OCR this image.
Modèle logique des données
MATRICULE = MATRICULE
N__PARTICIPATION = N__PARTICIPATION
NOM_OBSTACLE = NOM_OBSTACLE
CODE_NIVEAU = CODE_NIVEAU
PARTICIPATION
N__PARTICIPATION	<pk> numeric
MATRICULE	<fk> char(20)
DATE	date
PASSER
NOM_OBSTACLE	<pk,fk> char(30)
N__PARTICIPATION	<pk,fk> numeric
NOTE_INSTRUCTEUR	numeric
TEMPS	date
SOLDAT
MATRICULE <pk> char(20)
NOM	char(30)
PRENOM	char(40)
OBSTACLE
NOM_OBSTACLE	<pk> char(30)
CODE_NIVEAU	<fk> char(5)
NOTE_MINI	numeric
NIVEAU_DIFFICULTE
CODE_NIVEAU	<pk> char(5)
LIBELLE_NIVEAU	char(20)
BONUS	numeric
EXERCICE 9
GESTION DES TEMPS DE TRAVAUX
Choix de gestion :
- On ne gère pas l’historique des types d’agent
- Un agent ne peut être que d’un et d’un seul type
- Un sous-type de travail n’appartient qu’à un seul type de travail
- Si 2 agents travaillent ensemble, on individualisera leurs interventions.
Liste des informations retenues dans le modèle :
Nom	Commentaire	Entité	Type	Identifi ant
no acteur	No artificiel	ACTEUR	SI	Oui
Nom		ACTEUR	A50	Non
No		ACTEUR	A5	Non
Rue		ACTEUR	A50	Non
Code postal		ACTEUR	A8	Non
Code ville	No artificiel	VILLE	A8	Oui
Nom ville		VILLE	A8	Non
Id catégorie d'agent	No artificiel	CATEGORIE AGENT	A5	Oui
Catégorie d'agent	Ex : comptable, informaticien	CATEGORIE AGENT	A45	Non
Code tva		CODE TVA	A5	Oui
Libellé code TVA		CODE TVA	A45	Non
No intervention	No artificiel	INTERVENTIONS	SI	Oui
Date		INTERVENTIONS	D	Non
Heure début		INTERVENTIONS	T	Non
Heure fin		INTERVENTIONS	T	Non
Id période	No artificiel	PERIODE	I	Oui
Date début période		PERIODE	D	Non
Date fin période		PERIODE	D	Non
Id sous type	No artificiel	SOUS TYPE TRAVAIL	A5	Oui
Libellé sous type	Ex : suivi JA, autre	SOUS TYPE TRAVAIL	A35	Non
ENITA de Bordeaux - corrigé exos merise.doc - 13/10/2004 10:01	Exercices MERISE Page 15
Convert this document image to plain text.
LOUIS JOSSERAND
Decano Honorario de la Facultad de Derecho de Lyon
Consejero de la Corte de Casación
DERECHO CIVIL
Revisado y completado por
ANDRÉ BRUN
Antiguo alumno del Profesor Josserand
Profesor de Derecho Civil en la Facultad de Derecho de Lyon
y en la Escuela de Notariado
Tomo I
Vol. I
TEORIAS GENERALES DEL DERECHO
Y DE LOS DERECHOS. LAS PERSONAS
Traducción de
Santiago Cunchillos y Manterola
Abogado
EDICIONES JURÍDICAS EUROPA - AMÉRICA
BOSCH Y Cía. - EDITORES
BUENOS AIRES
--------------------------------
Task -
Work through the records line by line and tally those holding "sous". Reply with the number alone.

Answer for this exercise -
3